>> START Data provided

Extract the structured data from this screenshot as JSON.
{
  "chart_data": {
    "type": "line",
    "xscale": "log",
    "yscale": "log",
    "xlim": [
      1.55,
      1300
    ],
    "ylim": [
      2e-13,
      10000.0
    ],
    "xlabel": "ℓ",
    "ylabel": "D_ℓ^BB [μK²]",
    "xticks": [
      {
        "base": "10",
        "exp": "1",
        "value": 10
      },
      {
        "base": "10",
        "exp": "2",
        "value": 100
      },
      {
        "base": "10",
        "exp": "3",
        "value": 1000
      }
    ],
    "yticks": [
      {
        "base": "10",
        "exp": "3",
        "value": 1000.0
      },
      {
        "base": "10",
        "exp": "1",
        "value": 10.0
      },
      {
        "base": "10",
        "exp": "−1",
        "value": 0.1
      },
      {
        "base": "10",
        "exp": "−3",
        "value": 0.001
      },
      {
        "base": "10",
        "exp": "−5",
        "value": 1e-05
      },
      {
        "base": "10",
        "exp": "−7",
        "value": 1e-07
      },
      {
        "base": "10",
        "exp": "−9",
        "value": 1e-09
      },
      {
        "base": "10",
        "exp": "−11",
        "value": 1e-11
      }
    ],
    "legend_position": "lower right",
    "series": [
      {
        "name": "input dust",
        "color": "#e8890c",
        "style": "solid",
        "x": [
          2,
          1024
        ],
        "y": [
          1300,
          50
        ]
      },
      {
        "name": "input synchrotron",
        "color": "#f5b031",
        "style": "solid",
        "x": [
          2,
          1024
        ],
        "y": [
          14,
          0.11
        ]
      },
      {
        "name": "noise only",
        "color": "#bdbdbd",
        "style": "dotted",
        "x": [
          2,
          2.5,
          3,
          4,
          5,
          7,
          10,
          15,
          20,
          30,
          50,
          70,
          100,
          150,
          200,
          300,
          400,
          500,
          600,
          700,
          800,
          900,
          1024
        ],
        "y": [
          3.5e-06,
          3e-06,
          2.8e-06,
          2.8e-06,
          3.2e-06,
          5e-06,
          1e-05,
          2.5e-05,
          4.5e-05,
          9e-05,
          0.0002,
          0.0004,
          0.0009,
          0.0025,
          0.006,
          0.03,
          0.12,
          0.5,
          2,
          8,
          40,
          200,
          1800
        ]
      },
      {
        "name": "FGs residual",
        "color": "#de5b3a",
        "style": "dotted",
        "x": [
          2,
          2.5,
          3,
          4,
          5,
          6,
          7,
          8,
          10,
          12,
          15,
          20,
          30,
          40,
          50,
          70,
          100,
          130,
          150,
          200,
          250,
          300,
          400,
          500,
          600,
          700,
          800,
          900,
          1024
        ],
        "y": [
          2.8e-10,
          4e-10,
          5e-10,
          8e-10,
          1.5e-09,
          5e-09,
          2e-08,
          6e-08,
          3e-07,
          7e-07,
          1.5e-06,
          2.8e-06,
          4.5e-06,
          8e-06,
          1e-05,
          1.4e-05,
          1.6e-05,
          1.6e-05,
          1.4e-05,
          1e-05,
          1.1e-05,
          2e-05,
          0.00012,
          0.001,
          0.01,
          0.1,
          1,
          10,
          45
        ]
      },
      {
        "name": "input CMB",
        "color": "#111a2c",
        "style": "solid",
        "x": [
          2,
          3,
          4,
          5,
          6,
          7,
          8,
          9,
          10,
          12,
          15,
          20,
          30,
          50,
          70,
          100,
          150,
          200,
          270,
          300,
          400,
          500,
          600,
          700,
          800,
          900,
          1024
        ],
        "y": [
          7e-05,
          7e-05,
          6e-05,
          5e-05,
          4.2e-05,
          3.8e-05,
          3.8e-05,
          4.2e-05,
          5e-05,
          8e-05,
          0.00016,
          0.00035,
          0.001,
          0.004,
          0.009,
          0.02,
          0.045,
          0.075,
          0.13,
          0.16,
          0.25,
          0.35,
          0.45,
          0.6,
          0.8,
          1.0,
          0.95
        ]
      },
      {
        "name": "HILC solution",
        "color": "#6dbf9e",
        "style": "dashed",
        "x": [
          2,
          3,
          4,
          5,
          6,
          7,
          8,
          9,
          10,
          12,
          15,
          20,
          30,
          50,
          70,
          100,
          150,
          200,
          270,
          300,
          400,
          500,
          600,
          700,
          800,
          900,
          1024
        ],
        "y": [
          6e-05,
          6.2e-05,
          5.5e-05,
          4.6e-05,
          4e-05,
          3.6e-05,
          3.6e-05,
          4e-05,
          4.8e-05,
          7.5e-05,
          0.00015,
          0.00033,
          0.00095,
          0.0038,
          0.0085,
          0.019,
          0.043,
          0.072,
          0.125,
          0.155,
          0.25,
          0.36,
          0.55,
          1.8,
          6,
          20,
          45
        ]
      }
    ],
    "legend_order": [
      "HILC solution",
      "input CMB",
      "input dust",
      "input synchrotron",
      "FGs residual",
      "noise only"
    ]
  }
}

>> END Data provided

» What the task requires: From the records above, extract everything verbatim.

» Exercise output:
Extract the structured data from this screenshot as JSON.
{
  "chart_data": {
    "type": "line",
    "xscale": "log",
    "yscale": "log",
    "xlim": [
      1.55,
      1300
    ],
    "ylim": [
      2e-13,
      10000.0
    ],
    "xlabel": "ℓ",
    "ylabel": "D_ℓ^BB [μK²]",
    "xticks": [
      {
        "base": "10",
        "exp": "1",
        "value": 10
      },
      {
        "base": "10",
        "exp": "2",
        "value": 100
      },
      {
        "base": "10",
        "exp": "3",
        "value": 1000
      }
    ],
    "yticks": [
      {
        "base": "10",
        "exp": "3",
        "value": 1000.0
      },
      {
        "base": "10",
        "exp": "1",
        "value": 10.0
      },
      {
        "base": "10",
        "exp": "−1",
        "value": 0.1
      },
      {
        "base": "10",
        "exp": "−3",
        "value": 0.001
      },
      {
        "base": "10",
        "exp": "−5",
        "value": 1e-05
      },
      {
        "base": "10",
        "exp": "−7",
        "value": 1e-07
      },
      {
        "base": "10",
        "exp": "−9",
        "value": 1e-09
      },
      {
        "base": "10",
        "exp": "−11",
        "value": 1e-11
      }
    ],
    "legend_position": "lower right",
    "series": [
      {
        "name": "input dust",
        "color": "#e8890c",
        "style": "solid",
        "x": [
          2,
          1024
        ],
        "y": [
          1300,
          50
        ]
      },
      {
        "name": "input synchrotron",
        "color": "#f5b031",
        "style": "solid",
        "x": [
          2,
          1024
        ],
        "y": [
          14,
          0.11
        ]
      },
      {
        "name": "noise only",
        "color": "#bdbdbd",
        "style": "dotted",
        "x": [
          2,
          2.5,
          3,
          4,
          5,
          7,
          10,
          15,
          20,
          30,
          50,
          70,
          100,
          150,
          200,
          300,
          400,
          500,
          600,
          700,
          800,
          900,
          1024
        ],
        "y": [
          3.5e-06,
          3e-06,
          2.8e-06,
          2.8e-06,
          3.2e-06,
          5e-06,
          1e-05,
          2.5e-05,
          4.5e-05,
          9e-05,
          0.0002,
          0.0004,
          0.0009,
          0.0025,
          0.006,
          0.03,
          0.12,
          0.5,
          2,
          8,
          40,
          200,
          1800
        ]
      },
      {
        "name": "FGs residual",
        "color": "#de5b3a",
        "style": "dotted",
        "x": [
          2,
          2.5,
          3,
          4,
          5,
          6,
          7,
          8,
          10,
          12,
          15,
          20,
          30,
          40,
          50,
          70,
          100,
          130,
          150,
          200,
          250,
          300,
          400,
          500,
          600,
          700,
          800,
          900,
          1024
        ],
        "y": [
          2.8e-10,
          4e-10,
          5e-10,
          8e-10,
          1.5e-09,
          5e-09,
          2e-08,
          6e-08,
          3e-07,
          7e-07,
          1.5e-06,
          2.8e-06,
          4.5e-06,
          8e-06,
          1e-05,
          1.4e-05,
          1.6e-05,
          1.6e-05,
          1.4e-05,
          1e-05,
          1.1e-05,
          2e-05,
          0.00012,
          0.001,
          0.01,
          0.1,
          1,
          10,
          45
        ]
      },
      {
        "name": "input CMB",
        "color": "#111a2c",
        "style": "solid",
        "x": [
          2,
          3,
          4,
          5,
          6,
          7,
          8,
          9,
          10,
          12,
          15,
          20,
          30,
          50,
          70,
          100,
          150,
          200,
          270,
          300,
          400,
          500,
          600,
          700,
          800,
          900,
          1024
        ],
        "y": [
          7e-05,
          7e-05,
          6e-05,
          5e-05,
          4.2e-05,
          3.8e-05,
          3.8e-05,
          4.2e-05,
          5e-05,
          8e-05,
          0.00016,
          0.00035,
          0.001,
          0.004,
          0.009,
          0.02,
          0.045,
          0.075,
          0.13,
          0.16,
          0.25,
          0.35,
          0.45,
          0.6,
          0.8,
          1.0,
          0.95
        ]
      },
      {
        "name": "HILC solution",
        "color": "#6dbf9e",
        "style": "dashed",
        "x": [
          2,
          3,
          4,
          5,
          6,
          7,
          8,
          9,
          10,
          12,
          15,
          20,
          30,
          50,
          70,
          100,
          150,
          200,
          270,
          300,
          400,
          500,
          600,
          700,
          800,
          900,
          1024
        ],
        "y": [
          6e-05,
          6.2e-05,
          5.5e-05,
          4.6e-05,
          4e-05,
          3.6e-05,
          3.6e-05,
          4e-05,
          4.8e-05,
          7.5e-05,
          0.00015,
          0.00033,
          0.00095,
          0.0038,
          0.0085,
          0.019,
          0.043,
          0.072,
          0.125,
          0.155,
          0.25,
          0.36,
          0.55,
          1.8,
          6,
          20,
          45
        ]
      }
    ],
    "legend_order": [
      "HILC solution",
      "input CMB",
      "input dust",
      "input synchrotron",
      "FGs residual",
      "noise only"
    ]
  }
}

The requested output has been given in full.